• **Problem requirements**: Select from the records below every line that has the word "when" in it.

• **Input records**:

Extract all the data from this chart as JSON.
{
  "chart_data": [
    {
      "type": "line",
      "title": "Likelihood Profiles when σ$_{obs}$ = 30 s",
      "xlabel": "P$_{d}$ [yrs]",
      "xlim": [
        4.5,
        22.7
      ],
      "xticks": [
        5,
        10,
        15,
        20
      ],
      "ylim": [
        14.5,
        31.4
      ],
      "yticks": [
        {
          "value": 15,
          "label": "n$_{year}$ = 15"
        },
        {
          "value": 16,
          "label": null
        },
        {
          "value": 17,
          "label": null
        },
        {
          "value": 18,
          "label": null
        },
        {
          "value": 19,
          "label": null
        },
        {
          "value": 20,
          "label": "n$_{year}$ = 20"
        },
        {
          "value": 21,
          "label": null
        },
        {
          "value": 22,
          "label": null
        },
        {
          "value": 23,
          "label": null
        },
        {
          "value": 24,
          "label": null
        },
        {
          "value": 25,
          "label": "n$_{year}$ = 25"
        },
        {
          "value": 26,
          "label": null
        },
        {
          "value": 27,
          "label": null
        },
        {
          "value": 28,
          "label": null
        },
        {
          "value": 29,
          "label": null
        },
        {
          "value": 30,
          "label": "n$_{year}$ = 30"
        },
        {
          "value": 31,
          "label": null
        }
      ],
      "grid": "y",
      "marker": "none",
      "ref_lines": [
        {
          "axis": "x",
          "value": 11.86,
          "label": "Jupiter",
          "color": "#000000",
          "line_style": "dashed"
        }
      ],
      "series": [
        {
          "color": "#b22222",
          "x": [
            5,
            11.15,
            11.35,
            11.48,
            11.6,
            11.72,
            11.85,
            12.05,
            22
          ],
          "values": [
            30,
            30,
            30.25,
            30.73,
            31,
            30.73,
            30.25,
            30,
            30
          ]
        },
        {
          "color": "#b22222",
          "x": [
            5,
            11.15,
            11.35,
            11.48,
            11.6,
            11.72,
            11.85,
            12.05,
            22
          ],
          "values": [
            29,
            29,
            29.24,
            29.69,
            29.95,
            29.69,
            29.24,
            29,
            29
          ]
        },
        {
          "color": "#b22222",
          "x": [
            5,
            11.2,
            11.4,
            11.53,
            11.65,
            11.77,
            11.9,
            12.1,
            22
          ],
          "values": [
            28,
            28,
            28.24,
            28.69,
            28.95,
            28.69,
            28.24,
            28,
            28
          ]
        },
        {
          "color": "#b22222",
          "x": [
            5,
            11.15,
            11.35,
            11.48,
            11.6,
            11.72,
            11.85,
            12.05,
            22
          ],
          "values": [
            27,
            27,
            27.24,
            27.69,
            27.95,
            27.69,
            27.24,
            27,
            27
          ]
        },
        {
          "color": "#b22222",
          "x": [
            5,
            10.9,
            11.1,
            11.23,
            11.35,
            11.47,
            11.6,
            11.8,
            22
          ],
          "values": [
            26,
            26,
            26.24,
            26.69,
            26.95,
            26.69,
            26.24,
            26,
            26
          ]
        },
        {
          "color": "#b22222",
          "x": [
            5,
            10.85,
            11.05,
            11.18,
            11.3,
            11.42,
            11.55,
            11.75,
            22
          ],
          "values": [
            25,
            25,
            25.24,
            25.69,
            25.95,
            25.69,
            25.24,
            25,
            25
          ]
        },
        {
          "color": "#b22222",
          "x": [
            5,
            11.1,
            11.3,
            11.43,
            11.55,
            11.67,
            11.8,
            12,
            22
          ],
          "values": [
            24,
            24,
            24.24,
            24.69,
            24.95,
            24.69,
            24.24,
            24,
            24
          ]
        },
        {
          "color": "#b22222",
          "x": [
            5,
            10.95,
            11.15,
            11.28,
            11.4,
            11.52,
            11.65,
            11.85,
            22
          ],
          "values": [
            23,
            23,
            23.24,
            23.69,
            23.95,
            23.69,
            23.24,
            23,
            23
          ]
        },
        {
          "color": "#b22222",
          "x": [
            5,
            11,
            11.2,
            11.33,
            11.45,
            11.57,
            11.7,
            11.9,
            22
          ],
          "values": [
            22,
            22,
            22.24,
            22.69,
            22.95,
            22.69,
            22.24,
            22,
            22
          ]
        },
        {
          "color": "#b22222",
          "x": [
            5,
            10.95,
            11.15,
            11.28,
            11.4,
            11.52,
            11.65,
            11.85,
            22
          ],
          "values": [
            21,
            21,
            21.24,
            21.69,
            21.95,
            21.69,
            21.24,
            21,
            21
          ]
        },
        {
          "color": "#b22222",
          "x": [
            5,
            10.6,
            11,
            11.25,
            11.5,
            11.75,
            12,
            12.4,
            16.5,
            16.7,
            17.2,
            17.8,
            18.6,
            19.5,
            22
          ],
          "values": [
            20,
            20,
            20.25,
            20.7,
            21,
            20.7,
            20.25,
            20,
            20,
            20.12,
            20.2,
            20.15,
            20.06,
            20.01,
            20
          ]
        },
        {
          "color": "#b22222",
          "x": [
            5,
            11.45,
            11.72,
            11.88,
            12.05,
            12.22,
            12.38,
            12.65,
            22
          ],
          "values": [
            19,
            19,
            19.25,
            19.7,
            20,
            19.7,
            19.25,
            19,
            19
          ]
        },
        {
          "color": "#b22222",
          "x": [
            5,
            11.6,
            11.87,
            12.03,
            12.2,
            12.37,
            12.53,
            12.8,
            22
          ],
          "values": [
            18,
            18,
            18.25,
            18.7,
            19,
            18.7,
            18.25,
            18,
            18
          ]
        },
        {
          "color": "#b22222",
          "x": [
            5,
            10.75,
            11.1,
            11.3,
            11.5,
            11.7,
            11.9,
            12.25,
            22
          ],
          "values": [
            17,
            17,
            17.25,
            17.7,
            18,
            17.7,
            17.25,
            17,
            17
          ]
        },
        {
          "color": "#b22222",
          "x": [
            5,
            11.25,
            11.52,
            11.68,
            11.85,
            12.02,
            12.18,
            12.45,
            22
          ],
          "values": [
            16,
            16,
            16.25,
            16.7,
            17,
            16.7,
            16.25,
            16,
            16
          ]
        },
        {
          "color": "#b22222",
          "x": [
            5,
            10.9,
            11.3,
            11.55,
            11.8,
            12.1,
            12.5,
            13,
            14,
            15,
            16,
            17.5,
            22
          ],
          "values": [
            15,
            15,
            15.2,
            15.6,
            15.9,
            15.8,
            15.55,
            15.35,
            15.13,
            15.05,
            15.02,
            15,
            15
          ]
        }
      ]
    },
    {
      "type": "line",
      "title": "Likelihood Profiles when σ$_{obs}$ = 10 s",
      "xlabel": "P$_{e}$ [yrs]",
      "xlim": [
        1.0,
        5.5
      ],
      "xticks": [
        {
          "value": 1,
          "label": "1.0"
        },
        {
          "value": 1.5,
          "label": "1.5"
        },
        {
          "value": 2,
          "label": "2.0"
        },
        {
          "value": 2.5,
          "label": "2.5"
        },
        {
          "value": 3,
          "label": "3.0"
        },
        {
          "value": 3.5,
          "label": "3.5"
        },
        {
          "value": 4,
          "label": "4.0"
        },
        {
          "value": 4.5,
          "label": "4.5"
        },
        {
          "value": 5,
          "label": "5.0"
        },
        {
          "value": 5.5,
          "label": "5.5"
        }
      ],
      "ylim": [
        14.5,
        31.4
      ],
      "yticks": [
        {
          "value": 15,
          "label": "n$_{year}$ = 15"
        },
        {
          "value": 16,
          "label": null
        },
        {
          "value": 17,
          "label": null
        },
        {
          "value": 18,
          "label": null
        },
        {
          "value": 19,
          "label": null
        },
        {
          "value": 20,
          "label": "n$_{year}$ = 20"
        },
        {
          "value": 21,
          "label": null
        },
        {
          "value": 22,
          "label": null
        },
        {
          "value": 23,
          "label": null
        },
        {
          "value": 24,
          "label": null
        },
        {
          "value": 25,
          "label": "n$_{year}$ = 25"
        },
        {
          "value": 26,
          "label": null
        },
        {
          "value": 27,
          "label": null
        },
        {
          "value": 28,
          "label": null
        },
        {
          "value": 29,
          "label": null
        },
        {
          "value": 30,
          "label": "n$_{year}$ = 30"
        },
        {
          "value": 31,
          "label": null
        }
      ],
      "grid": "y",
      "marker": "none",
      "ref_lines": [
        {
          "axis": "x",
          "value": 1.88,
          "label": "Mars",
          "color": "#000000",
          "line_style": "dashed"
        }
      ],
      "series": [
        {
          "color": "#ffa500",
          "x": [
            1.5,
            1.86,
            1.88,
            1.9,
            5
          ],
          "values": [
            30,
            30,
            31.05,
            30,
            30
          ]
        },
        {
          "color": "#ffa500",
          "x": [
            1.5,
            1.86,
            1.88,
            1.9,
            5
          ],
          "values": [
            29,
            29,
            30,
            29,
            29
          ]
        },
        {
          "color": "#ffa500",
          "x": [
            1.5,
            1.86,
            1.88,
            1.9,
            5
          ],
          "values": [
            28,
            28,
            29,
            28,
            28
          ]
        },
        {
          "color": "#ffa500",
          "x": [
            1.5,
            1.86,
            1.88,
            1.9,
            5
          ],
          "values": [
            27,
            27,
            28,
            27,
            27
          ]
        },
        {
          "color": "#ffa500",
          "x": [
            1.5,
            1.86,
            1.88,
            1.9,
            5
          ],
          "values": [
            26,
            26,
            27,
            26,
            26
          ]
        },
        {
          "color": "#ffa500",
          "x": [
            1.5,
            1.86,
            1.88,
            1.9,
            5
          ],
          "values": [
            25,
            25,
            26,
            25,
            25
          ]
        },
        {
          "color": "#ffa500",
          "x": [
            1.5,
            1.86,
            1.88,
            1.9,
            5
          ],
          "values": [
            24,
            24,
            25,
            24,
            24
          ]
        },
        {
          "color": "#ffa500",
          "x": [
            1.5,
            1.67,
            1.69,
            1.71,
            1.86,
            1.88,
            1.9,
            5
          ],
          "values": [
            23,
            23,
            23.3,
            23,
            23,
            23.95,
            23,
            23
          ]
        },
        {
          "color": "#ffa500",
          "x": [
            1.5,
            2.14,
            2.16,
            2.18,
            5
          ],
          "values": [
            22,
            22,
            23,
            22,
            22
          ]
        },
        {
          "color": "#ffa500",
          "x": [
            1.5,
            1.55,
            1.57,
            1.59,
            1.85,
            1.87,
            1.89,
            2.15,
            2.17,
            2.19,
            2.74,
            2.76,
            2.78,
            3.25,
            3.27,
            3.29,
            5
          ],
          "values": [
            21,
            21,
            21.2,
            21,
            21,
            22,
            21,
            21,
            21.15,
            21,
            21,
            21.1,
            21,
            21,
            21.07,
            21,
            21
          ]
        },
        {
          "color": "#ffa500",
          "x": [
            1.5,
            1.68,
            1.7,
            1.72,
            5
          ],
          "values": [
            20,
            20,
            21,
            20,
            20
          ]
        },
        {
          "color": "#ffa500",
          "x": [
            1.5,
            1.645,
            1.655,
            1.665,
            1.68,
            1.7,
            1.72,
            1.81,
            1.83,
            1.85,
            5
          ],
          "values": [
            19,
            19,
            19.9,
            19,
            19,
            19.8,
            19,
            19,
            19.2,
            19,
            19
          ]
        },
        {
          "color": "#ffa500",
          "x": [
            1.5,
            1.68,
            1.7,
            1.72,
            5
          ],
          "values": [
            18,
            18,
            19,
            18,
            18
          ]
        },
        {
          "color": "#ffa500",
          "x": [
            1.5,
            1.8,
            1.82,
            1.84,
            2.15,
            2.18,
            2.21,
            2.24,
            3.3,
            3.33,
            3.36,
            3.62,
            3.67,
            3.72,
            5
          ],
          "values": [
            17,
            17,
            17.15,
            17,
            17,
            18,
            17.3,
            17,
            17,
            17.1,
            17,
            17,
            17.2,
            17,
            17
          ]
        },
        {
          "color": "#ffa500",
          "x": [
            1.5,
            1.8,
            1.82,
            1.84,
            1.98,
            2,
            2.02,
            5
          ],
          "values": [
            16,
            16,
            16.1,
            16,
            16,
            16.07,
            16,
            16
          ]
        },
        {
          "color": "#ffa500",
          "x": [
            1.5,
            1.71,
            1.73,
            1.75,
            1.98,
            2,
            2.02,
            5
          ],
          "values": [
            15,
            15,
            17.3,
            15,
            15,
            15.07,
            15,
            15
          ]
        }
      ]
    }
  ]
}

• **Solution**:
      "title": "Likelihood Profiles when σ$_{obs}$ = 30 s",
      "title": "Likelihood Profiles when σ$_{obs}$ = 10 s",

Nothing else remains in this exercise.